● EXERCISE DIRECTIONS
Pick out each line with the word "charge" from the material that follows.

--- Begin ---

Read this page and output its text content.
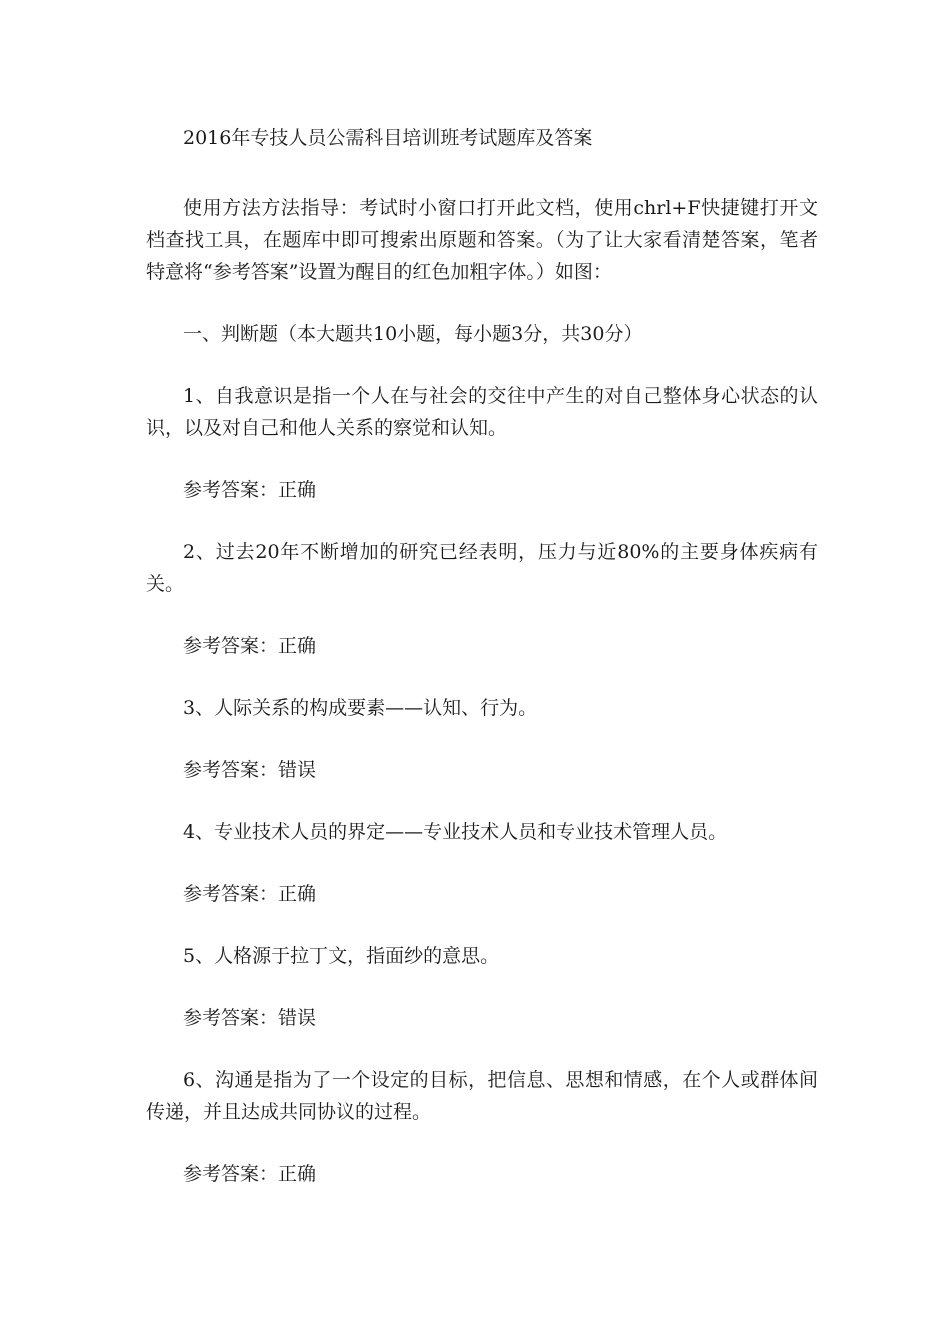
2016年专技人员公需科目培训班考试题库及答案

使用方法方法指导：考试时小窗口打开此文档，使用chrl+F快捷键打开文档查找工具，在题库中即可搜索出原题和答案。（为了让大家看清楚答案，笔者特意将“参考答案”设置为醒目的红色加粗字体。）如图：

一、判断题（本大题共10小题，每小题3分，共30分）

1、自我意识是指一个人在与社会的交往中产生的对自己整体身心状态的认识，以及对自己和他人关系的察觉和认知。

参考答案：正确

2、过去20年不断增加的研究已经表明，压力与近80%的主要身体疾病有关。

参考答案：正确

3、人际关系的构成要素——认知、行为。

参考答案：错误

4、专业技术人员的界定——专业技术人员和专业技术管理人员。

参考答案：正确

5、人格源于拉丁文，指面纱的意思。

参考答案：错误

6、沟通是指为了一个设定的目标，把信息、思想和情感，在个人或群体间传递，并且达成共同协议的过程。

参考答案：正确
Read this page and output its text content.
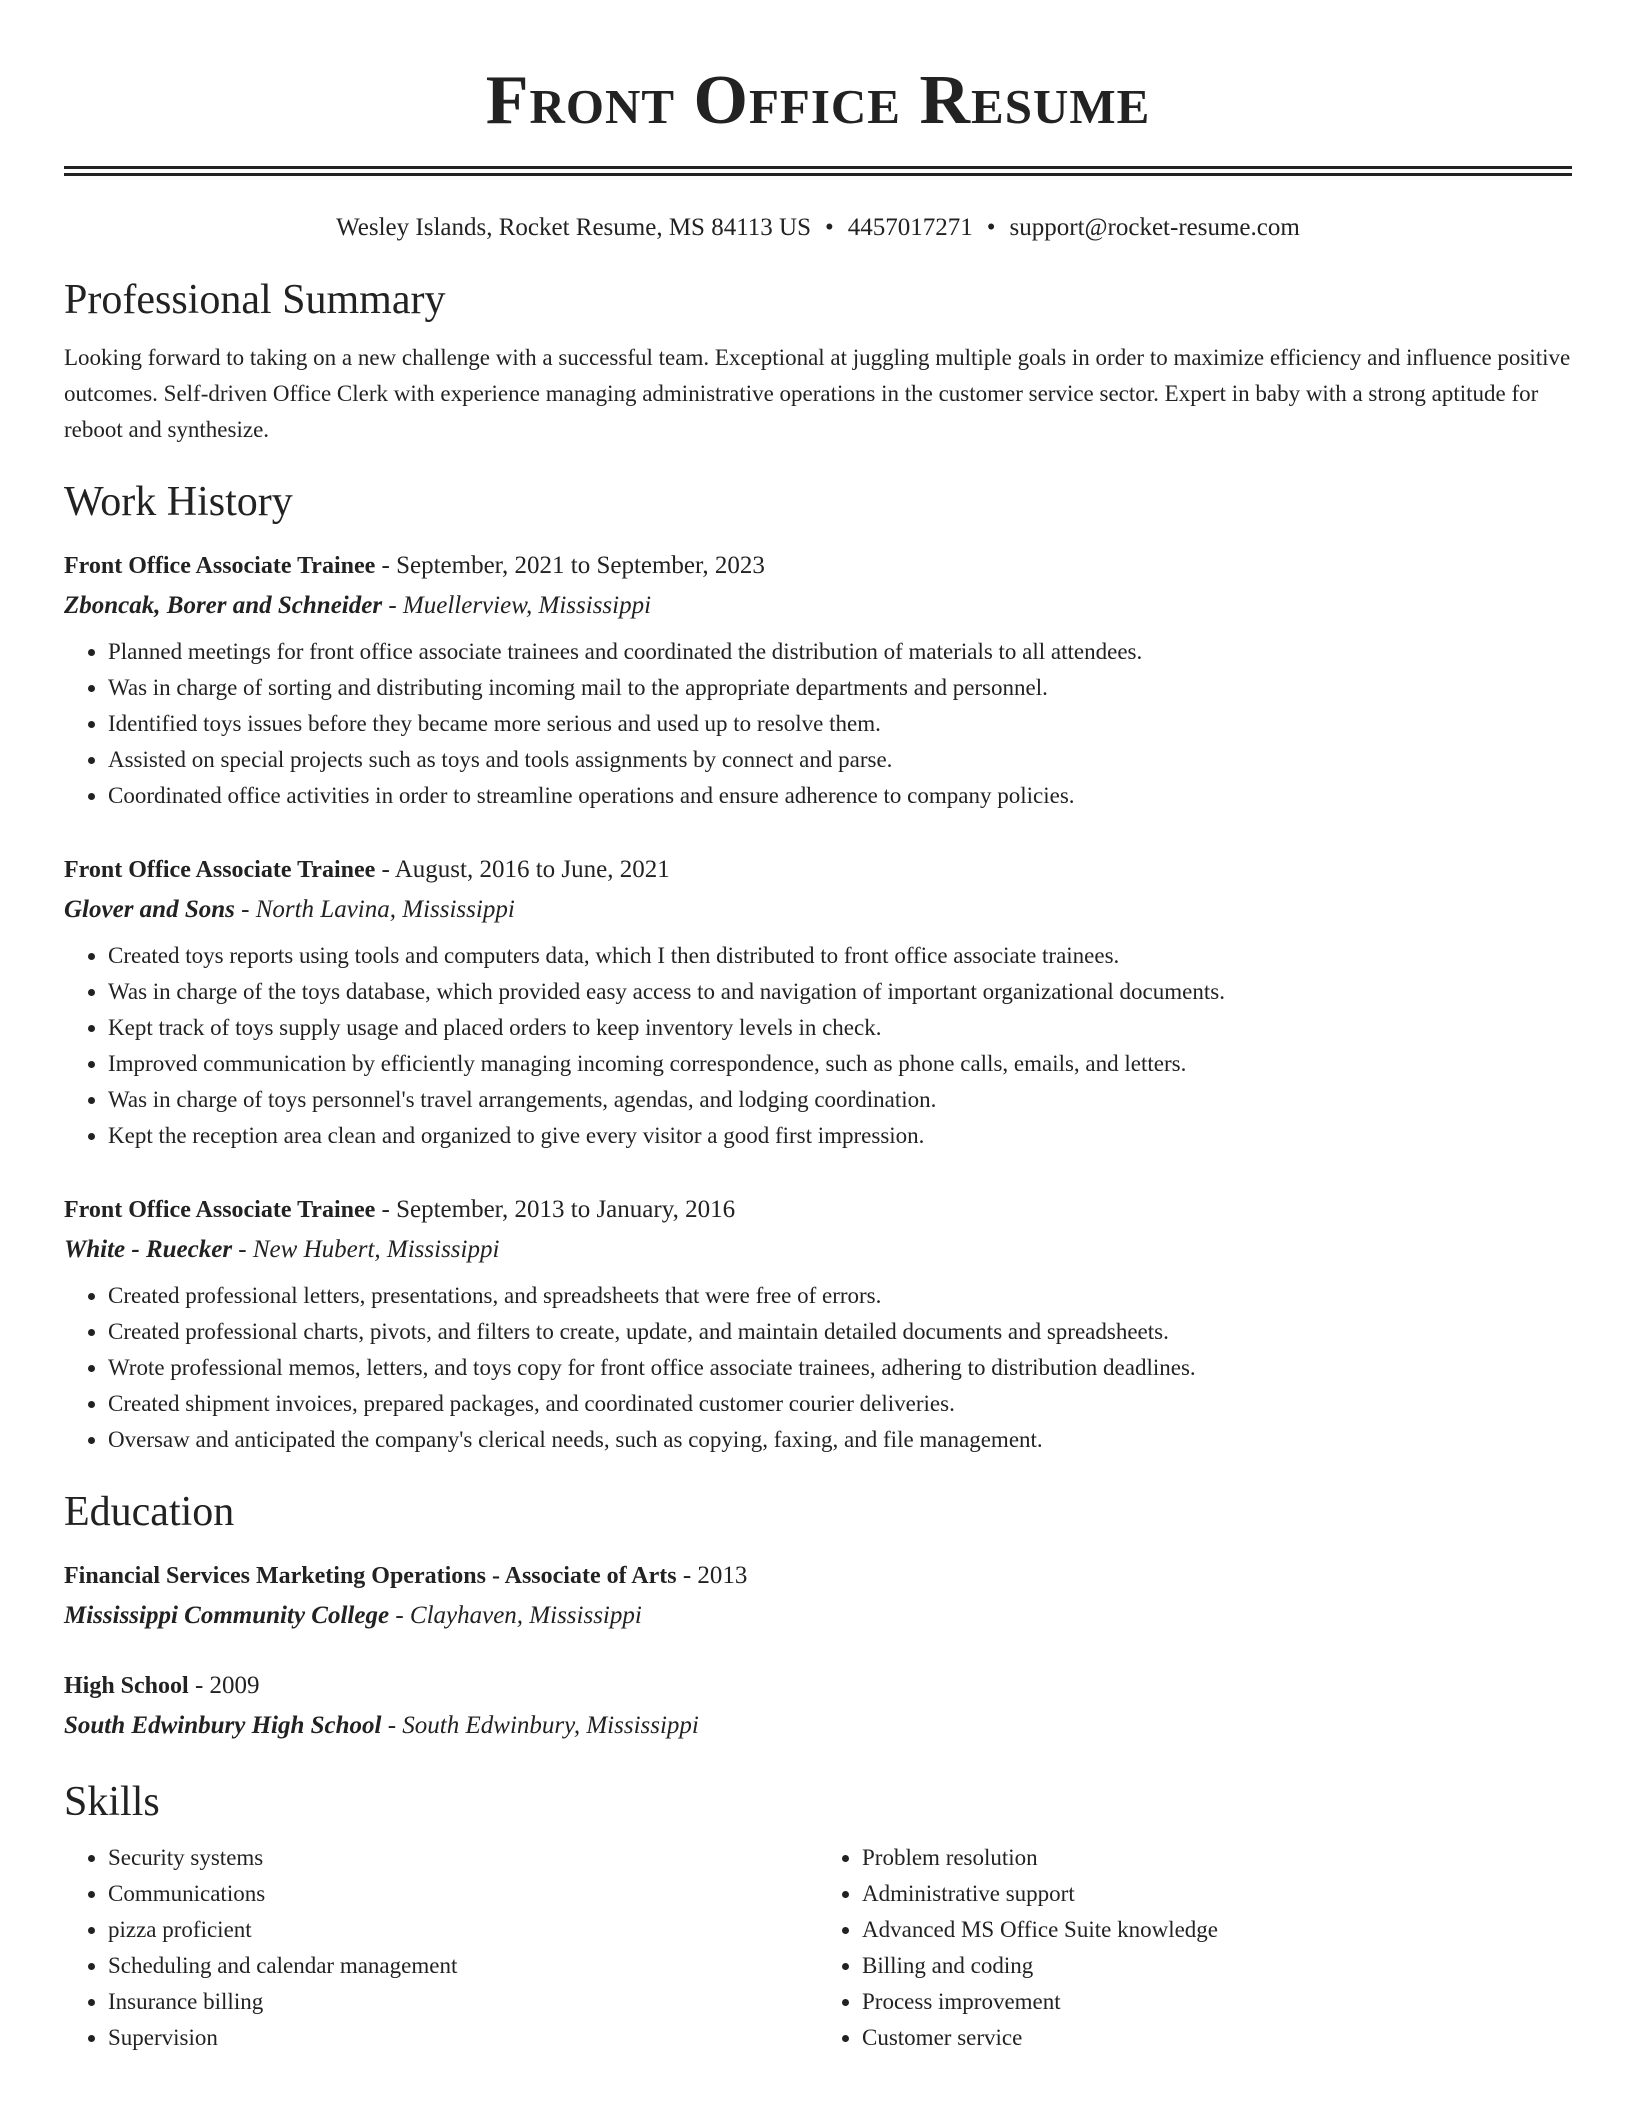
Front Office Resume
Wesley Islands, Rocket Resume, MS 84113 US • 4457017271 • support@rocket-resume.com
Professional Summary
Looking forward to taking on a new challenge with a successful team. Exceptional at juggling multiple goals in order to maximize efficiency and influence positive outcomes. Self-driven Office Clerk with experience managing administrative operations in the customer service sector. Expert in baby with a strong aptitude for reboot and synthesize.
Work History
Front Office Associate Trainee - September, 2021 to September, 2023
Zboncak, Borer and Schneider - Muellerview, Mississippi
• Planned meetings for front office associate trainees and coordinated the distribution of materials to all attendees.
• Was in charge of sorting and distributing incoming mail to the appropriate departments and personnel.
• Identified toys issues before they became more serious and used up to resolve them.
• Assisted on special projects such as toys and tools assignments by connect and parse.
• Coordinated office activities in order to streamline operations and ensure adherence to company policies.
Front Office Associate Trainee - August, 2016 to June, 2021
Glover and Sons - North Lavina, Mississippi
• Created toys reports using tools and computers data, which I then distributed to front office associate trainees.
• Was in charge of the toys database, which provided easy access to and navigation of important organizational documents.
• Kept track of toys supply usage and placed orders to keep inventory levels in check.
• Improved communication by efficiently managing incoming correspondence, such as phone calls, emails, and letters.
• Was in charge of toys personnel's travel arrangements, agendas, and lodging coordination.
• Kept the reception area clean and organized to give every visitor a good first impression.
Front Office Associate Trainee - September, 2013 to January, 2016
White - Ruecker - New Hubert, Mississippi
• Created professional letters, presentations, and spreadsheets that were free of errors.
• Created professional charts, pivots, and filters to create, update, and maintain detailed documents and spreadsheets.
• Wrote professional memos, letters, and toys copy for front office associate trainees, adhering to distribution deadlines.
• Created shipment invoices, prepared packages, and coordinated customer courier deliveries.
• Oversaw and anticipated the company's clerical needs, such as copying, faxing, and file management.
Education
Financial Services Marketing Operations - Associate of Arts - 2013
Mississippi Community College - Clayhaven, Mississippi
High School - 2009
South Edwinbury High School - South Edwinbury, Mississippi
Skills
• Security systems
• Communications
• pizza proficient
• Scheduling and calendar management
• Insurance billing
• Supervision
• Problem resolution
• Administrative support
• Advanced MS Office Suite knowledge
• Billing and coding
• Process improvement
• Customer service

--- End ---

● THE ANSWER
• Was in charge of sorting and distributing incoming mail to the appropriate departments and personnel.
• Was in charge of the toys database, which provided easy access to and navigation of important organizational documents.
• Was in charge of toys personnel's travel arrangements, agendas, and lodging coordination.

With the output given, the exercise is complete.